* **Exercise aim**: All material below is to be reproduced exactly.

* **Dataset items**:
====

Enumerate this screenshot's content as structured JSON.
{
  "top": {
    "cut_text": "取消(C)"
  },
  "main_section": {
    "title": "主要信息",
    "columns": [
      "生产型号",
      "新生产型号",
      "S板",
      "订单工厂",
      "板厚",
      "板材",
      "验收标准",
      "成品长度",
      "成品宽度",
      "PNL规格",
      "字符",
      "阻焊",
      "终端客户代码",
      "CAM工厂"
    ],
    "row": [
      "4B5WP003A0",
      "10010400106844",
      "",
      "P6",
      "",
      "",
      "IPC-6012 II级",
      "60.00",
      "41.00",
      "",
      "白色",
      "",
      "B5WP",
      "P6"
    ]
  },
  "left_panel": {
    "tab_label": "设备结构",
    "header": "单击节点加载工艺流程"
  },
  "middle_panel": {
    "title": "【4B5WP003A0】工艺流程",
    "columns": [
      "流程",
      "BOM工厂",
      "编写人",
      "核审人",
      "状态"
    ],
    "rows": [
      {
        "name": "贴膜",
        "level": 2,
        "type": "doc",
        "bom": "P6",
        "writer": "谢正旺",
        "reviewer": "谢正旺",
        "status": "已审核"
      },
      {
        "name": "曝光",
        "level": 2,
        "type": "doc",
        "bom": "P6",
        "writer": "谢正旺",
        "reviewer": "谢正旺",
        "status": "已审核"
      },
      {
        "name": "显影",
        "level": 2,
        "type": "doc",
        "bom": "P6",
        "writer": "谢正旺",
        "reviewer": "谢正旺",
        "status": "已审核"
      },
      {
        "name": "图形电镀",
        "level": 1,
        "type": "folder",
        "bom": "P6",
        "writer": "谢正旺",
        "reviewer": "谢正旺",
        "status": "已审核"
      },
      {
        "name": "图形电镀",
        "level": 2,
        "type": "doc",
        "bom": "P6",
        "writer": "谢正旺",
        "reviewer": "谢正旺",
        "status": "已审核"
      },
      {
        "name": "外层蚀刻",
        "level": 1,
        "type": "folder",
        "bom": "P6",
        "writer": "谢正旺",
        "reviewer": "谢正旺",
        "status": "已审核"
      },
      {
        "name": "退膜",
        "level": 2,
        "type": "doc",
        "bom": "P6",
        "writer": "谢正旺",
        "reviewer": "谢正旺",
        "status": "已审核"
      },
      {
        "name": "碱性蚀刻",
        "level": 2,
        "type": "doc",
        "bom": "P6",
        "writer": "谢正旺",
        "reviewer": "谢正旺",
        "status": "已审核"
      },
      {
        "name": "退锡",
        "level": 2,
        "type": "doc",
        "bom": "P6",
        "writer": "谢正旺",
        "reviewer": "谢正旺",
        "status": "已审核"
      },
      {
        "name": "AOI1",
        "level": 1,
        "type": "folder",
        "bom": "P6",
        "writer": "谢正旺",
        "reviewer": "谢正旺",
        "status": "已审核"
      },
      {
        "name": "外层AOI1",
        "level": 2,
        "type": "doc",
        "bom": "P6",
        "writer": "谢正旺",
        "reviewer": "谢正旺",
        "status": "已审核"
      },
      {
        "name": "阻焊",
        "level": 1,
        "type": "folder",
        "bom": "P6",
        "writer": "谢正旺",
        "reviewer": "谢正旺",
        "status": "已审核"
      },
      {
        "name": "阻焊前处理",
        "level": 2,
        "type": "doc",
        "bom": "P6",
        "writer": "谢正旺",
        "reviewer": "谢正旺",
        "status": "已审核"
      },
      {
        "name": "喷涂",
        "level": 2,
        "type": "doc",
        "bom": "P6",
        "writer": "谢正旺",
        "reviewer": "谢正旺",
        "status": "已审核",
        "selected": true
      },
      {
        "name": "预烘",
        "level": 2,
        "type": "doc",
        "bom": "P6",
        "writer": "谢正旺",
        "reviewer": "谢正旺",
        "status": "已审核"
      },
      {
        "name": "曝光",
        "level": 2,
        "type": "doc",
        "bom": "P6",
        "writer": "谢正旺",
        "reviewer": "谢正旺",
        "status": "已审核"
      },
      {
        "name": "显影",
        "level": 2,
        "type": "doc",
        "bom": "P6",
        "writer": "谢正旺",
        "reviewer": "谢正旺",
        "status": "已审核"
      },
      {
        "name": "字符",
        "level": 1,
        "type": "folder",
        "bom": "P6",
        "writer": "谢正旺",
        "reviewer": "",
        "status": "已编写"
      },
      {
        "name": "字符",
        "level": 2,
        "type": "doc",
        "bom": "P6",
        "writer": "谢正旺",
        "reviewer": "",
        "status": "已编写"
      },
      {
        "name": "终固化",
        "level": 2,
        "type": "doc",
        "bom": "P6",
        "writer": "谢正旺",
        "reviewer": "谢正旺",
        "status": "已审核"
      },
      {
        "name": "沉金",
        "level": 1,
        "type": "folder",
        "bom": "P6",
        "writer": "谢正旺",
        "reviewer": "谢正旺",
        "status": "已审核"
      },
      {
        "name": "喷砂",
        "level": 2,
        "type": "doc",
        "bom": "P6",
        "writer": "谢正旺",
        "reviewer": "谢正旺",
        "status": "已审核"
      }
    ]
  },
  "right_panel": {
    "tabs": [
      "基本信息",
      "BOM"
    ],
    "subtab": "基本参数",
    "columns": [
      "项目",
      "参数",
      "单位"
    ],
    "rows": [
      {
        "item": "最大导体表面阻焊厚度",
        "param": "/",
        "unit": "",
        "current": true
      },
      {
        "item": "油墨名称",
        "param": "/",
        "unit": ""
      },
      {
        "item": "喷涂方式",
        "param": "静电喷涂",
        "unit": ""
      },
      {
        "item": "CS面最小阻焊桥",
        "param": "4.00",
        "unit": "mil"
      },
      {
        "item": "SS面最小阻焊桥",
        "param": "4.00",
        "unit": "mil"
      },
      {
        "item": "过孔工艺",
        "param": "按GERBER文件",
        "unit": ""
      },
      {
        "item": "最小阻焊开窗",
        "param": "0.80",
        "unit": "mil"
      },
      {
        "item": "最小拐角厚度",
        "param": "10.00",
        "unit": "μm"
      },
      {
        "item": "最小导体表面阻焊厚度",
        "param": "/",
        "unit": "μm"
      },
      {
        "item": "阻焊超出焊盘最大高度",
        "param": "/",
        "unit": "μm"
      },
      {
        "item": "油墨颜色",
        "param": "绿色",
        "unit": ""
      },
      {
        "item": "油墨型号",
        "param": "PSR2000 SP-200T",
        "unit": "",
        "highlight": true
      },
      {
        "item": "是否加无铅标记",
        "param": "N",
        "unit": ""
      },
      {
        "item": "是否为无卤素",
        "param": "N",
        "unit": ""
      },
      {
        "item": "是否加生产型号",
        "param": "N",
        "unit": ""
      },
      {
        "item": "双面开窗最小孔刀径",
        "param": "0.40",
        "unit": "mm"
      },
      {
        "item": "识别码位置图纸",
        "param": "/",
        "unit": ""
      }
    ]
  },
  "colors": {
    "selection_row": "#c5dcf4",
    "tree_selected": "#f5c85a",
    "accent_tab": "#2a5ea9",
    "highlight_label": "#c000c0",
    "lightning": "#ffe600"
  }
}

====

* **Task answer**:
Enumerate this screenshot's content as structured JSON.
{
  "top": {
    "cut_text": "取消(C)"
  },
  "main_section": {
    "title": "主要信息",
    "columns": [
      "生产型号",
      "新生产型号",
      "S板",
      "订单工厂",
      "板厚",
      "板材",
      "验收标准",
      "成品长度",
      "成品宽度",
      "PNL规格",
      "字符",
      "阻焊",
      "终端客户代码",
      "CAM工厂"
    ],
    "row": [
      "4B5WP003A0",
      "10010400106844",
      "",
      "P6",
      "",
      "",
      "IPC-6012 II级",
      "60.00",
      "41.00",
      "",
      "白色",
      "",
      "B5WP",
      "P6"
    ]
  },
  "left_panel": {
    "tab_label": "设备结构",
    "header": "单击节点加载工艺流程"
  },
  "middle_panel": {
    "title": "【4B5WP003A0】工艺流程",
    "columns": [
      "流程",
      "BOM工厂",
      "编写人",
      "核审人",
      "状态"
    ],
    "rows": [
      {
        "name": "贴膜",
        "level": 2,
        "type": "doc",
        "bom": "P6",
        "writer": "谢正旺",
        "reviewer": "谢正旺",
        "status": "已审核"
      },
      {
        "name": "曝光",
        "level": 2,
        "type": "doc",
        "bom": "P6",
        "writer": "谢正旺",
        "reviewer": "谢正旺",
        "status": "已审核"
      },
      {
        "name": "显影",
        "level": 2,
        "type": "doc",
        "bom": "P6",
        "writer": "谢正旺",
        "reviewer": "谢正旺",
        "status": "已审核"
      },
      {
        "name": "图形电镀",
        "level": 1,
        "type": "folder",
        "bom": "P6",
        "writer": "谢正旺",
        "reviewer": "谢正旺",
        "status": "已审核"
      },
      {
        "name": "图形电镀",
        "level": 2,
        "type": "doc",
        "bom": "P6",
        "writer": "谢正旺",
        "reviewer": "谢正旺",
        "status": "已审核"
      },
      {
        "name": "外层蚀刻",
        "level": 1,
        "type": "folder",
        "bom": "P6",
        "writer": "谢正旺",
        "reviewer": "谢正旺",
        "status": "已审核"
      },
      {
        "name": "退膜",
        "level": 2,
        "type": "doc",
        "bom": "P6",
        "writer": "谢正旺",
        "reviewer": "谢正旺",
        "status": "已审核"
      },
      {
        "name": "碱性蚀刻",
        "level": 2,
        "type": "doc",
        "bom": "P6",
        "writer": "谢正旺",
        "reviewer": "谢正旺",
        "status": "已审核"
      },
      {
        "name": "退锡",
        "level": 2,
        "type": "doc",
        "bom": "P6",
        "writer": "谢正旺",
        "reviewer": "谢正旺",
        "status": "已审核"
      },
      {
        "name": "AOI1",
        "level": 1,
        "type": "folder",
        "bom": "P6",
        "writer": "谢正旺",
        "reviewer": "谢正旺",
        "status": "已审核"
      },
      {
        "name": "外层AOI1",
        "level": 2,
        "type": "doc",
        "bom": "P6",
        "writer": "谢正旺",
        "reviewer": "谢正旺",
        "status": "已审核"
      },
      {
        "name": "阻焊",
        "level": 1,
        "type": "folder",
        "bom": "P6",
        "writer": "谢正旺",
        "reviewer": "谢正旺",
        "status": "已审核"
      },
      {
        "name": "阻焊前处理",
        "level": 2,
        "type": "doc",
        "bom": "P6",
        "writer": "谢正旺",
        "reviewer": "谢正旺",
        "status": "已审核"
      },
      {
        "name": "喷涂",
        "level": 2,
        "type": "doc",
        "bom": "P6",
        "writer": "谢正旺",
        "reviewer": "谢正旺",
        "status": "已审核",
        "selected": true
      },
      {
        "name": "预烘",
        "level": 2,
        "type": "doc",
        "bom": "P6",
        "writer": "谢正旺",
        "reviewer": "谢正旺",
        "status": "已审核"
      },
      {
        "name": "曝光",
        "level": 2,
        "type": "doc",
        "bom": "P6",
        "writer": "谢正旺",
        "reviewer": "谢正旺",
        "status": "已审核"
      },
      {
        "name": "显影",
        "level": 2,
        "type": "doc",
        "bom": "P6",
        "writer": "谢正旺",
        "reviewer": "谢正旺",
        "status": "已审核"
      },
      {
        "name": "字符",
        "level": 1,
        "type": "folder",
        "bom": "P6",
        "writer": "谢正旺",
        "reviewer": "",
        "status": "已编写"
      },
      {
        "name": "字符",
        "level": 2,
        "type": "doc",
        "bom": "P6",
        "writer": "谢正旺",
        "reviewer": "",
        "status": "已编写"
      },
      {
        "name": "终固化",
        "level": 2,
        "type": "doc",
        "bom": "P6",
        "writer": "谢正旺",
        "reviewer": "谢正旺",
        "status": "已审核"
      },
      {
        "name": "沉金",
        "level": 1,
        "type": "folder",
        "bom": "P6",
        "writer": "谢正旺",
        "reviewer": "谢正旺",
        "status": "已审核"
      },
      {
        "name": "喷砂",
        "level": 2,
        "type": "doc",
        "bom": "P6",
        "writer": "谢正旺",
        "reviewer": "谢正旺",
        "status": "已审核"
      }
    ]
  },
  "right_panel": {
    "tabs": [
      "基本信息",
      "BOM"
    ],
    "subtab": "基本参数",
    "columns": [
      "项目",
      "参数",
      "单位"
    ],
    "rows": [
      {
        "item": "最大导体表面阻焊厚度",
        "param": "/",
        "unit": "",
        "current": true
      },
      {
        "item": "油墨名称",
        "param": "/",
        "unit": ""
      },
      {
        "item": "喷涂方式",
        "param": "静电喷涂",
        "unit": ""
      },
      {
        "item": "CS面最小阻焊桥",
        "param": "4.00",
        "unit": "mil"
      },
      {
        "item": "SS面最小阻焊桥",
        "param": "4.00",
        "unit": "mil"
      },
      {
        "item": "过孔工艺",
        "param": "按GERBER文件",
        "unit": ""
      },
      {
        "item": "最小阻焊开窗",
        "param": "0.80",
        "unit": "mil"
      },
      {
        "item": "最小拐角厚度",
        "param": "10.00",
        "unit": "μm"
      },
      {
        "item": "最小导体表面阻焊厚度",
        "param": "/",
        "unit": "μm"
      },
      {
        "item": "阻焊超出焊盘最大高度",
        "param": "/",
        "unit": "μm"
      },
      {
        "item": "油墨颜色",
        "param": "绿色",
        "unit": ""
      },
      {
        "item": "油墨型号",
        "param": "PSR2000 SP-200T",
        "unit": "",
        "highlight": true
      },
      {
        "item": "是否加无铅标记",
        "param": "N",
        "unit": ""
      },
      {
        "item": "是否为无卤素",
        "param": "N",
        "unit": ""
      },
      {
        "item": "是否加生产型号",
        "param": "N",
        "unit": ""
      },
      {
        "item": "双面开窗最小孔刀径",
        "param": "0.40",
        "unit": "mm"
      },
      {
        "item": "识别码位置图纸",
        "param": "/",
        "unit": ""
      }
    ]
  },
  "colors": {
    "selection_row": "#c5dcf4",
    "tree_selected": "#f5c85a",
    "accent_tab": "#2a5ea9",
    "highlight_label": "#c000c0",
    "lightning": "#ffe600"
  }
}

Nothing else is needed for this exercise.